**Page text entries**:
################

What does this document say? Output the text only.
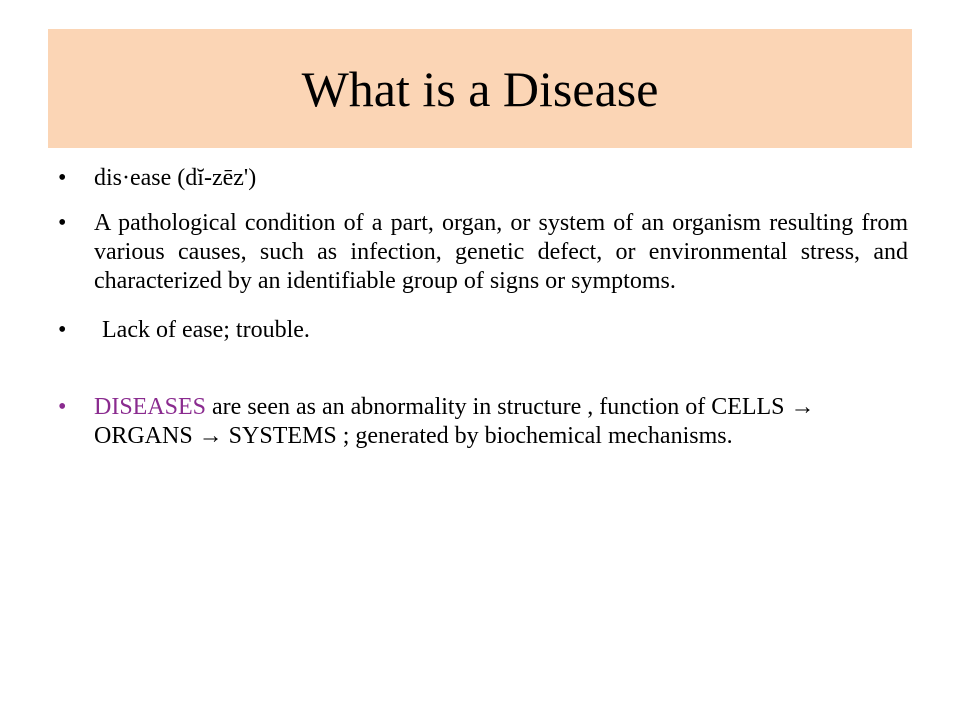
What is a Disease
• dis·ease (dĭ-zēz')
• A pathological condition of a part, organ, or system of an organism resulting from various causes, such as infection, genetic defect, or environmental stress, and characterized by an identifiable group of signs or symptoms.
• Lack of ease; trouble.
• DISEASES are seen as an abnormality in structure , function of CELLS → ORGANS → SYSTEMS ; generated by biochemical mechanisms.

################

**Action item**: Scan the records for lines that hold "What", and reproduce each one you find.

**Response to this exercise**:
What does this document say? Output the text only.
What is a Disease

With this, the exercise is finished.